Notes to the Consolidated Financial Statements
For the years ended March 31, 2022, 2021 and 2020
A deferred tax asset is recognized only to the extent that it is probable that future taxable profits will be available against which the asset can be utilized.
Additional income taxes that arise from the distribution of dividends are recognized at the same time as the liability to pay the related dividend.
Deferred tax assets and liabilities are offset when there is a legally enforceable right to set off current tax assets against current tax liabilities, when they relate to income taxes levied by the same taxation authority, and the Company intends to settle its current tax assets and liabilities on a net basis.
Flow-through Shares
The Company will, from time-to-time, issue flow-through common shares to finance a portion of its exploration programs. Pursuant to the terms of the flow-through share agreements, these shares transfer the tax deductibility of qualifying resource expenditures to investors. On issuance, the Company bifurcates the flow-through share into i) a flow-through share premium, equal to the estimated premium, if any, investors pay for the flow-through feature, which is recognized as a liability, and ii) share capital. Upon expenses being incurred, the Company derecognizes this liability and recognizes this premium as other income, offsetting any expense associated with the Company’s expenditure of the flow-through proceeds.
(l)
Restoration, rehabilitation and environmental obligations
An obligation to incur restoration, rehabilitation and environmental costs arises when environmental disturbance is caused by the exploration or development of a mineral property interest. Such costs arising from the decommissioning of plant and other site preparation work, discounted to their net present value, are provided for and capitalized at the start of each project to the carrying amount of the asset, along with a corresponding liability at the time the obligation to incur such costs arises. The timing of the actual rehabilitation expenditure is dependent on a number of factors such as the life and nature of the project or asset, the conditions imposed by the relevant permits, and, when applicable, the jurisdiction in which the project or asset is located.

(Tasks to complete)
[1] According to the financial statement notes, when is a deferred tax asset recognized?
[2] Summarize the financial statement notes in two sentences.
[3] Continue the financial statement notes from the point where they end.

(Supplied information)
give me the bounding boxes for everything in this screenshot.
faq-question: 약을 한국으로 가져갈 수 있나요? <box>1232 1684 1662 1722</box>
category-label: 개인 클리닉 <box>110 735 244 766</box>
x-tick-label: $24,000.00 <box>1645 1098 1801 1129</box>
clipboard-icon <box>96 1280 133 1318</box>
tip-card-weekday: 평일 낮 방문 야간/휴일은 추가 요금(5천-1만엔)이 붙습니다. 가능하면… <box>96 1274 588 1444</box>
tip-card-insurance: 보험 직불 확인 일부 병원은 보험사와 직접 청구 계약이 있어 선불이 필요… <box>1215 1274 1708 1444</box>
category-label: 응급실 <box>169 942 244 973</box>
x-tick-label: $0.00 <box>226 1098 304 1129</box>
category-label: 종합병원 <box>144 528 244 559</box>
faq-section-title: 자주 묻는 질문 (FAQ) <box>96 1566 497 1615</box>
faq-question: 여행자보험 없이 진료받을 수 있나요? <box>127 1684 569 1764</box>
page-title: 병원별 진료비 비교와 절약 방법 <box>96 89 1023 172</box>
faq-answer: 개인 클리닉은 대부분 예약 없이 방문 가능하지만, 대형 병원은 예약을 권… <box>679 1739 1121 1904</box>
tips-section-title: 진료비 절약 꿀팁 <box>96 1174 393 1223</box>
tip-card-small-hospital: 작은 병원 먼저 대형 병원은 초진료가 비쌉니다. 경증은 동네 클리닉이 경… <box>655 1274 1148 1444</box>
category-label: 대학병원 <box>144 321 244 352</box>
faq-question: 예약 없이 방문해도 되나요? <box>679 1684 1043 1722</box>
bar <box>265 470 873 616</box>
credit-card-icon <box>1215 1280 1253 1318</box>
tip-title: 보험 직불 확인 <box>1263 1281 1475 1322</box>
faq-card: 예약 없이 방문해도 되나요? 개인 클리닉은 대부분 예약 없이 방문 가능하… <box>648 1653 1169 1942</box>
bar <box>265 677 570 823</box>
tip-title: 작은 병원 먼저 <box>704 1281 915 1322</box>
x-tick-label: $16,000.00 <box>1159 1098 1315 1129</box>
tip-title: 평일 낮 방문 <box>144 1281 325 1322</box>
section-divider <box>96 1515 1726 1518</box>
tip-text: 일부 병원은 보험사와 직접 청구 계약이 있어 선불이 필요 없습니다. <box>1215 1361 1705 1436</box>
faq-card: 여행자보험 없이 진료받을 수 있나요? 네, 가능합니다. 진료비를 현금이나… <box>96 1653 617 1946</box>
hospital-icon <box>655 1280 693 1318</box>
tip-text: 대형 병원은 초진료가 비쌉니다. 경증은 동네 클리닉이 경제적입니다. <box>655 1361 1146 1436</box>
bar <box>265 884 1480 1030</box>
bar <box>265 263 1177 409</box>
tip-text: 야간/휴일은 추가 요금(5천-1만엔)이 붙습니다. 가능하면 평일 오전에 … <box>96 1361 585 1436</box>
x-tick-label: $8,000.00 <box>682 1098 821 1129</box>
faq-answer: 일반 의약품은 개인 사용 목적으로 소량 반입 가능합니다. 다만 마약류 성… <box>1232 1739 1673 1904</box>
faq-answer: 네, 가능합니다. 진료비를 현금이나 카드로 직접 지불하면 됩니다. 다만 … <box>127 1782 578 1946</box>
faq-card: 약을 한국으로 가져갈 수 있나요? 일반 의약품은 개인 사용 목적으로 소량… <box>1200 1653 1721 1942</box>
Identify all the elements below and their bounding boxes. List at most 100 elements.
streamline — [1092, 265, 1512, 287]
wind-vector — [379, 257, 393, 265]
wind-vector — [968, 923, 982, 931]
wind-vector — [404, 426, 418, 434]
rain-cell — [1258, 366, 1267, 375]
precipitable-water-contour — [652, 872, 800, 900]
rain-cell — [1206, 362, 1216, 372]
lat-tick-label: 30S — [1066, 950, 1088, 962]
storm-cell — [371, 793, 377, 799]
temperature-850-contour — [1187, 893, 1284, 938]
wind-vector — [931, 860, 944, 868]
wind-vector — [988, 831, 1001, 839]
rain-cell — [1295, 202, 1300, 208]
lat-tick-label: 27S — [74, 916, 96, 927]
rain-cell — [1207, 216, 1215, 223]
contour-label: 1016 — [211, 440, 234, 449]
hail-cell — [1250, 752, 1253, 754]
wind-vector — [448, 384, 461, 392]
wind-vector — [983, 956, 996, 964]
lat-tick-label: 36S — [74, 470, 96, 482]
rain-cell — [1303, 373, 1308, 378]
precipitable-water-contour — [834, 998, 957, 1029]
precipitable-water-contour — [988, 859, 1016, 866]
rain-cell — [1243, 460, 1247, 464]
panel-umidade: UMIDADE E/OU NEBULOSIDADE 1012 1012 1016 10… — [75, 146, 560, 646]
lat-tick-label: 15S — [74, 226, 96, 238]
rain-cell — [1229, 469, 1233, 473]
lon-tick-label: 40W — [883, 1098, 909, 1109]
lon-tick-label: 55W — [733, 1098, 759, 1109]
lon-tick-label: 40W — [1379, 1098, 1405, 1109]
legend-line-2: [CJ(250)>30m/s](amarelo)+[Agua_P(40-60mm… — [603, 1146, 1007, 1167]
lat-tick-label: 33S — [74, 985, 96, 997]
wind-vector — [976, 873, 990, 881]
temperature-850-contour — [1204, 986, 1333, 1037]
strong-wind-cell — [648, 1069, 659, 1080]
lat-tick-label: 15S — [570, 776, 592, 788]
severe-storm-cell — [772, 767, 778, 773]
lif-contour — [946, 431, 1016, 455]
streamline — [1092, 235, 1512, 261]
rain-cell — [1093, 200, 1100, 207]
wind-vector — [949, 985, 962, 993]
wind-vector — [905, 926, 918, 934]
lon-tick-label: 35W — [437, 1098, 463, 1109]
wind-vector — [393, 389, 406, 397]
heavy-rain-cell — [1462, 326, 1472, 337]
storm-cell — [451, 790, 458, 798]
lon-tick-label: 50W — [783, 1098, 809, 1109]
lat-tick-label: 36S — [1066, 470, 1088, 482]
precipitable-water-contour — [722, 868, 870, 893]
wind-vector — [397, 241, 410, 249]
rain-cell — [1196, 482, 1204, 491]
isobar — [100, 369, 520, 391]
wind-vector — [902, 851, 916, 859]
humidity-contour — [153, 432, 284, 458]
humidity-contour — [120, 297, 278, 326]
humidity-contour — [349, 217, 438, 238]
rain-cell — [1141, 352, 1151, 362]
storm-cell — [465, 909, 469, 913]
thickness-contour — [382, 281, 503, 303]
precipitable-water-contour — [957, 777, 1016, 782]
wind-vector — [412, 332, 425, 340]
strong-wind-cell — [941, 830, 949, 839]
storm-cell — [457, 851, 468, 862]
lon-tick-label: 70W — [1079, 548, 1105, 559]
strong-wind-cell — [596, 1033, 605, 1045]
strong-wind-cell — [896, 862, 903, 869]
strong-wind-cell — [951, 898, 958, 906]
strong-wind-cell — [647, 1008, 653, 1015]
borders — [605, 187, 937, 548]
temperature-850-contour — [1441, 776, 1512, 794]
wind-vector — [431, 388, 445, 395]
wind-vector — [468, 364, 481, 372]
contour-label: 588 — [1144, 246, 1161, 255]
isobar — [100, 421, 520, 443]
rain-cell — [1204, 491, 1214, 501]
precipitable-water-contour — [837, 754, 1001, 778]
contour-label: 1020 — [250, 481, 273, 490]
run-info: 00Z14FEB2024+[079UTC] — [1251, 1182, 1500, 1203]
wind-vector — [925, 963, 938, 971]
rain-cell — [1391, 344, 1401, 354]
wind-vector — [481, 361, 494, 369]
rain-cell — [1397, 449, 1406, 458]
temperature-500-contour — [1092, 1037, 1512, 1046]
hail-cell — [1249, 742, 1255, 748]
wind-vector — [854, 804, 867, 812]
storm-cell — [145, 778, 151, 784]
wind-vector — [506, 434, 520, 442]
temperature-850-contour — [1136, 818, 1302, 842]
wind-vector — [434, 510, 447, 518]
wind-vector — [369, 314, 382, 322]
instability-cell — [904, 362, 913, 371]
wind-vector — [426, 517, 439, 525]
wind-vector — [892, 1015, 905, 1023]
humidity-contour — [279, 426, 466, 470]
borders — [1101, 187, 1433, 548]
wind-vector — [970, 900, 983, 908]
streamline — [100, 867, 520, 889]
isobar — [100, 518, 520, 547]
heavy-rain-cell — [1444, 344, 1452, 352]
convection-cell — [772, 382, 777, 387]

(Answers for this exercise)
[1] A deferred tax asset is recognized only to the extent that it is probable that future taxable profits will be available against which it can be utilized.

[2] The notes state when deferred tax assets are recognized and when they are offset against liabilities. They also explain that flow-through shares are split into a premium liability and share capital, with the premium recognized as other income once expenses are incurred, and that discounted restoration, rehabilitation and environmental costs are capitalized to the asset along with a corresponding liability when the obligation arises.

[3]
(m)
Operating segments
The Company operates as a single reportable segment—the acquisition, exploration and development of mineral properties. All assets are held in Canada.
(n)
Government assistance
When the Company is entitled to receive the BC Mineral Exploration Tax Credit (“BCMETC”) and other government grants, this government assistance is recognized as a cost recovery when there is reasonable assurance of recovery. Any amounts accrued or received typically remain subject to review and revision by government authorities. It is not possible to predict the occurrence or outcome of such actions in advance.
(o)
Adoption of IFRS 16, Leases (“IFRS 16”)
In January 2016, the IASB issued IFRS 16, replacing IAS 17 - Leases. IFRS 16 provides a single lessee accounting model and requires the lessee to recognize assets and liabilities for all leases on its statement of financial position, providing the reader with greater transparency of an entity’s lease obligations.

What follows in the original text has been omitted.